**Instruction**:
Wherever the word "VIDEO" appears in a line, copy that line.
** Start **
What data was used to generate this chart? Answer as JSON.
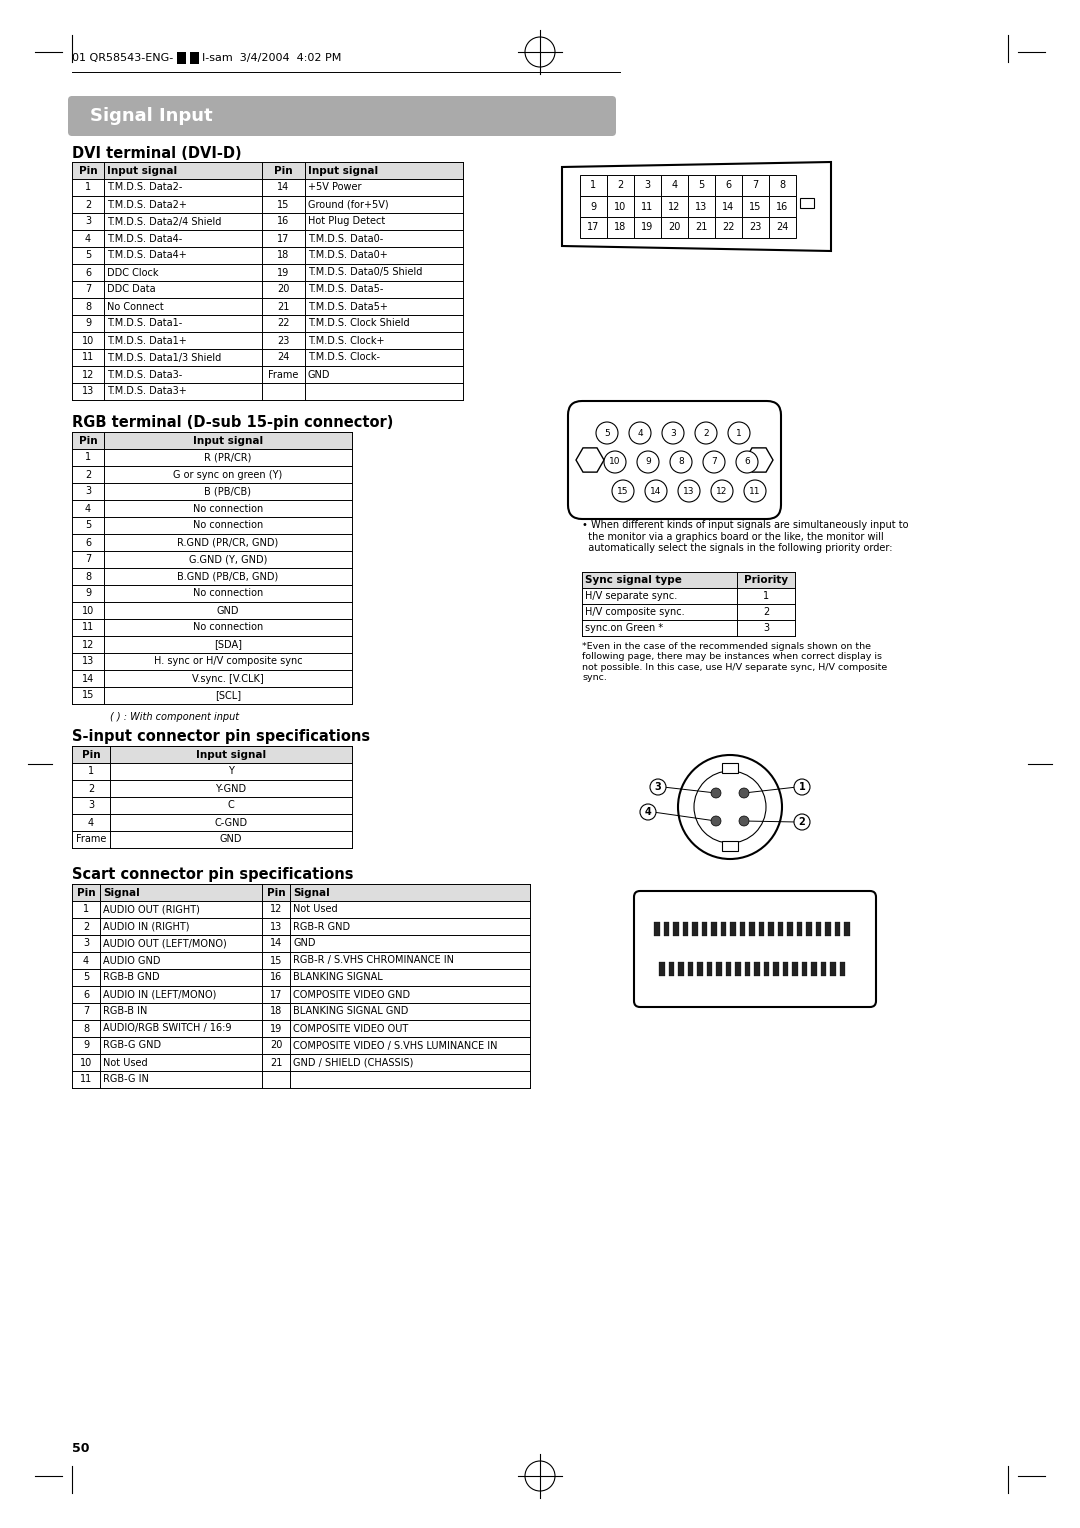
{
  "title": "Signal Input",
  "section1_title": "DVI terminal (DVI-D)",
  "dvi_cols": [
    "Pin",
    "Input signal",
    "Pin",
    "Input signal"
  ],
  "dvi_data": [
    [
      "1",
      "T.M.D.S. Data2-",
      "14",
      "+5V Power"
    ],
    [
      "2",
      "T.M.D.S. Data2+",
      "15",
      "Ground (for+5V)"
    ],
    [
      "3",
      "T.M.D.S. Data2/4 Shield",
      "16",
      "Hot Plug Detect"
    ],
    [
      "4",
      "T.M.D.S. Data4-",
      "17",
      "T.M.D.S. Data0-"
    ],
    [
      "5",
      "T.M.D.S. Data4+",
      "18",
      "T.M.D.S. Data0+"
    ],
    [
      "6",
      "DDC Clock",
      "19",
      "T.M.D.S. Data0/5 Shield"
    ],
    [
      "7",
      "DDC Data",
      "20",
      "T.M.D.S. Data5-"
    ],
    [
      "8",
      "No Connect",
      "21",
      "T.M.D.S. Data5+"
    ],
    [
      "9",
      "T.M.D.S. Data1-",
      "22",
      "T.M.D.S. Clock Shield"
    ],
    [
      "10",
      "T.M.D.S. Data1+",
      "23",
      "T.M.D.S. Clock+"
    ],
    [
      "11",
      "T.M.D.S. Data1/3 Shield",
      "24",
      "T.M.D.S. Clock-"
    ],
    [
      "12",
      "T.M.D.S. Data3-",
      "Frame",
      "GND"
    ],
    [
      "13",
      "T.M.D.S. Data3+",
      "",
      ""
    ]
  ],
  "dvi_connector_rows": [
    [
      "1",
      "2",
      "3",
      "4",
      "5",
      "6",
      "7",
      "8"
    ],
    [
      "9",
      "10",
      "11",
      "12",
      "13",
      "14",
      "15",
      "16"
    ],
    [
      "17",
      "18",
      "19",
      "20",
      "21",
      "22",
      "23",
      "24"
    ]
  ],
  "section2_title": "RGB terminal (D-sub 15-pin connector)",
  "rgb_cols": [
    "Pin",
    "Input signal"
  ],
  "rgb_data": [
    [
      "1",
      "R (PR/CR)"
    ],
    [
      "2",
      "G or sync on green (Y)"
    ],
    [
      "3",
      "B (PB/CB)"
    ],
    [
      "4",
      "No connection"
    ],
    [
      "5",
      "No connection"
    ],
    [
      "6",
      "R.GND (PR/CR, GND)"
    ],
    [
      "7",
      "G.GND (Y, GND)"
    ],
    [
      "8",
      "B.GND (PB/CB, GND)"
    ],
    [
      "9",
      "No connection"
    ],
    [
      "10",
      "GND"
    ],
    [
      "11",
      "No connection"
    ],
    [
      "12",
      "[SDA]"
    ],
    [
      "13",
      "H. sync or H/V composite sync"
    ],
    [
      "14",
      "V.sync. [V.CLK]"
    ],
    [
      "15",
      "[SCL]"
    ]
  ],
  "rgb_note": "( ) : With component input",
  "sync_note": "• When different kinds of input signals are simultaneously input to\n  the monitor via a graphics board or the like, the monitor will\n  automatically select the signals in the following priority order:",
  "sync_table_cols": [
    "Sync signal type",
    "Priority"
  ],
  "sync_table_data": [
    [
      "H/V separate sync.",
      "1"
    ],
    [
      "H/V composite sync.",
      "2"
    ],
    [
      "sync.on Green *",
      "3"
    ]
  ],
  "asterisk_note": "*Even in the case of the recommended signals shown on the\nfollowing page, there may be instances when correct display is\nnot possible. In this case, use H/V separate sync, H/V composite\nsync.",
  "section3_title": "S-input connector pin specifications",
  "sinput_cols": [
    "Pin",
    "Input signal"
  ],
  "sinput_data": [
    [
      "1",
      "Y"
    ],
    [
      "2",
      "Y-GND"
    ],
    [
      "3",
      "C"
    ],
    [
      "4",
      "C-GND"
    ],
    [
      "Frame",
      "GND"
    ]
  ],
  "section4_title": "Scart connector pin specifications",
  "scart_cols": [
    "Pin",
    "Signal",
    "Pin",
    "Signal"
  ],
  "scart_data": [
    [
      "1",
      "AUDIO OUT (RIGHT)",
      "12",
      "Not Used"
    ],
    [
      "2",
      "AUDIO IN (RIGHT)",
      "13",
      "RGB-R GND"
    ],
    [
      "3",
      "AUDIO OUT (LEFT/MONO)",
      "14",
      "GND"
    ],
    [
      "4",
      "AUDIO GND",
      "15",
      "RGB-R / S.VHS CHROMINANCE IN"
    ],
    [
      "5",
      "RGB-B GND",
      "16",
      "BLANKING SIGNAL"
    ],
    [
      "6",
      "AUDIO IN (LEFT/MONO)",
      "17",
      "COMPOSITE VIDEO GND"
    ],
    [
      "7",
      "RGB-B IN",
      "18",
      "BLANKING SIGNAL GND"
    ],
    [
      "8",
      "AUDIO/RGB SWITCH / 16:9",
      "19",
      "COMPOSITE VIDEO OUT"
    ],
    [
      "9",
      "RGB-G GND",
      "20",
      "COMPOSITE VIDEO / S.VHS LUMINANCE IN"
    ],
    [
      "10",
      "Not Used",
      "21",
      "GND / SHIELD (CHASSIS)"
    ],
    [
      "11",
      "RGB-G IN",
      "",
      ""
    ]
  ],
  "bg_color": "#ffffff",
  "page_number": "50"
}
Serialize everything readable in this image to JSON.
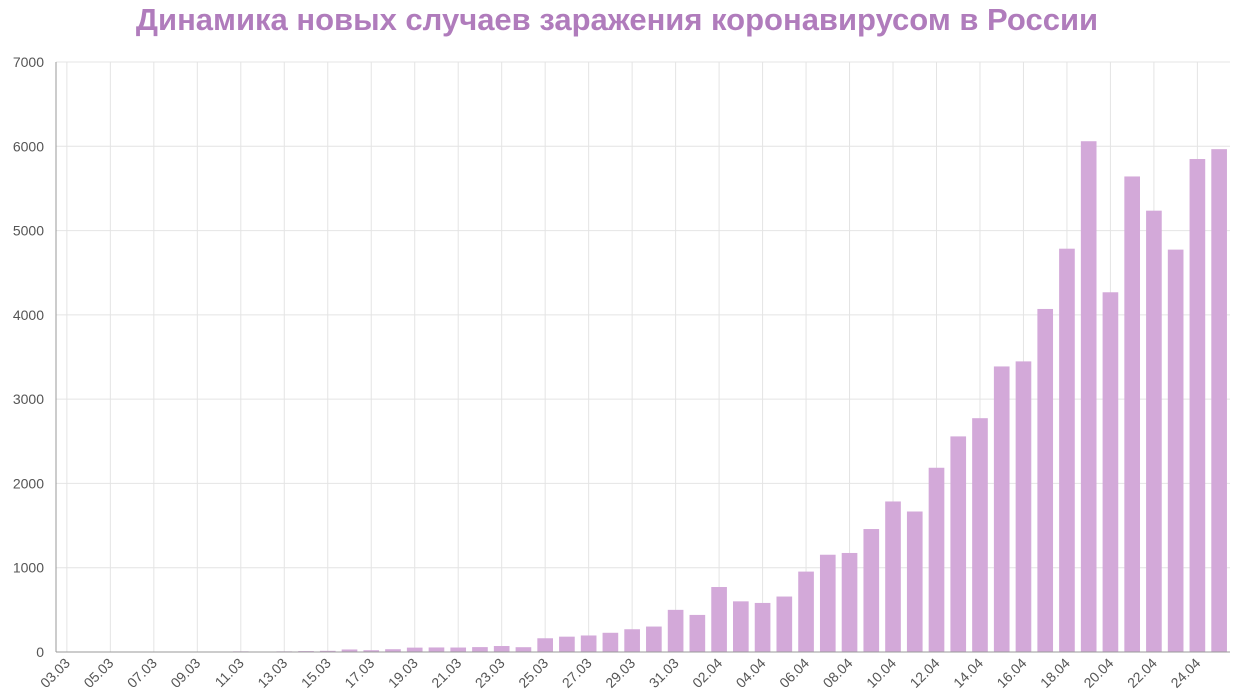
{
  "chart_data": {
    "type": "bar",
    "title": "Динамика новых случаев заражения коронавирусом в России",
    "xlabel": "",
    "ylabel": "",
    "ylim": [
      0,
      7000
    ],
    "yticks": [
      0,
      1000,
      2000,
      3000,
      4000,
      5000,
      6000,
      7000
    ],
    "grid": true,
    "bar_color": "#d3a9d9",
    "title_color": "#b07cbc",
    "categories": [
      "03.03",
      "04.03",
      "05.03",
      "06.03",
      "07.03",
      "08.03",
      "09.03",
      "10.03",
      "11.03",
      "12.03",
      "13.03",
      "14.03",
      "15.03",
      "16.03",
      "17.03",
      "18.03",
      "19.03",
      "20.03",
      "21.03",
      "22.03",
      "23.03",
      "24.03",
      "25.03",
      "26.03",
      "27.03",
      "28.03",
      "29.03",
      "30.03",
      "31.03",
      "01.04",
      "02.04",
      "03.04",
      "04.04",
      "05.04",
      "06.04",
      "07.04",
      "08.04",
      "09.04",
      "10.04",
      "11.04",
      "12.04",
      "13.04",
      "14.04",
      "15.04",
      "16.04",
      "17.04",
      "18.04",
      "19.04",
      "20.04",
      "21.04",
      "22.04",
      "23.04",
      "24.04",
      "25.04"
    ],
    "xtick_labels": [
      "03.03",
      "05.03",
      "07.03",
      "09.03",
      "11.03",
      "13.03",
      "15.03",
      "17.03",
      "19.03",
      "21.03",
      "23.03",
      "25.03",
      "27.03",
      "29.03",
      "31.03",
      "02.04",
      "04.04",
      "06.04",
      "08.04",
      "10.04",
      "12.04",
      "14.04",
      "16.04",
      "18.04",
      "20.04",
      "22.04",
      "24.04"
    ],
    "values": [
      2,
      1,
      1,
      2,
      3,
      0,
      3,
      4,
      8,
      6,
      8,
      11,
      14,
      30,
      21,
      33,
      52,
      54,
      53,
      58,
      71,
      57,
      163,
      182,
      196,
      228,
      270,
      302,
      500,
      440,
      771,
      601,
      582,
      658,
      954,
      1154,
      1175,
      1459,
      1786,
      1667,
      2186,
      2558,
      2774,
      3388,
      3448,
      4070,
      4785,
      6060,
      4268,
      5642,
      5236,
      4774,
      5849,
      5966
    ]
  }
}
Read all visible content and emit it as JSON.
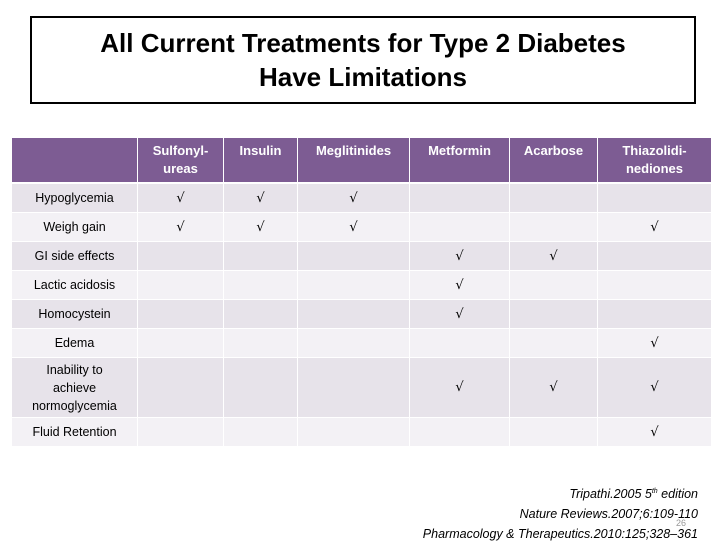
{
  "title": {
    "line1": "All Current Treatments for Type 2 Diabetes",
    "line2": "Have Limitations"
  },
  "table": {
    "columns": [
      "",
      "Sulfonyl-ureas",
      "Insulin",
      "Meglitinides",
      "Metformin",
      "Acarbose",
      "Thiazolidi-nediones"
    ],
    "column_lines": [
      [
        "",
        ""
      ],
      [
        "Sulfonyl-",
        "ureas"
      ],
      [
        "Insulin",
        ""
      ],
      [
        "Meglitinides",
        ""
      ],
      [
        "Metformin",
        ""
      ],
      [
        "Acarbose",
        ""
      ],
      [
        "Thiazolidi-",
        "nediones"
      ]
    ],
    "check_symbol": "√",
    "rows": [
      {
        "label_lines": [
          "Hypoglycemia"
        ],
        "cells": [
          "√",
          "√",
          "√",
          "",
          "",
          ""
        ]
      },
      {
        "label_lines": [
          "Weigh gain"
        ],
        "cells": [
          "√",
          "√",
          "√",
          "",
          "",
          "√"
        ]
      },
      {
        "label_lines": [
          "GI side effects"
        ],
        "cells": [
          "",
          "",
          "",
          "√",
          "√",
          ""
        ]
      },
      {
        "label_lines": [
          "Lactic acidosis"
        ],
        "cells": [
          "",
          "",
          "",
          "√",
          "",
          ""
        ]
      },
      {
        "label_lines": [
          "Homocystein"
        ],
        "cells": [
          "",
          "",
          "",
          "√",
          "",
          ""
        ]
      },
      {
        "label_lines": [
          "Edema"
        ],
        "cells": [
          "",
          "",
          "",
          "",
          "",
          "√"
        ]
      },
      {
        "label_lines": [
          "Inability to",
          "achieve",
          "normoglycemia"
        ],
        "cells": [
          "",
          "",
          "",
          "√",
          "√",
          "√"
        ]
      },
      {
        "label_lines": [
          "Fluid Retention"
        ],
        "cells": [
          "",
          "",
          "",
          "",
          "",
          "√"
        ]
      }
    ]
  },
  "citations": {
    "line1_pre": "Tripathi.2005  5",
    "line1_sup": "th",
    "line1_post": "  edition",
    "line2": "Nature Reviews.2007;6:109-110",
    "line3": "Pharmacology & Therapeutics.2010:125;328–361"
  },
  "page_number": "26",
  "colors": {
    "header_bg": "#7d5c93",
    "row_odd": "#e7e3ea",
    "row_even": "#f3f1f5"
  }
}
** End **
**Solved problem**:
      "COMPOSITE VIDEO GND"
      "COMPOSITE VIDEO OUT"
      "COMPOSITE VIDEO / S.VHS LUMINANCE IN"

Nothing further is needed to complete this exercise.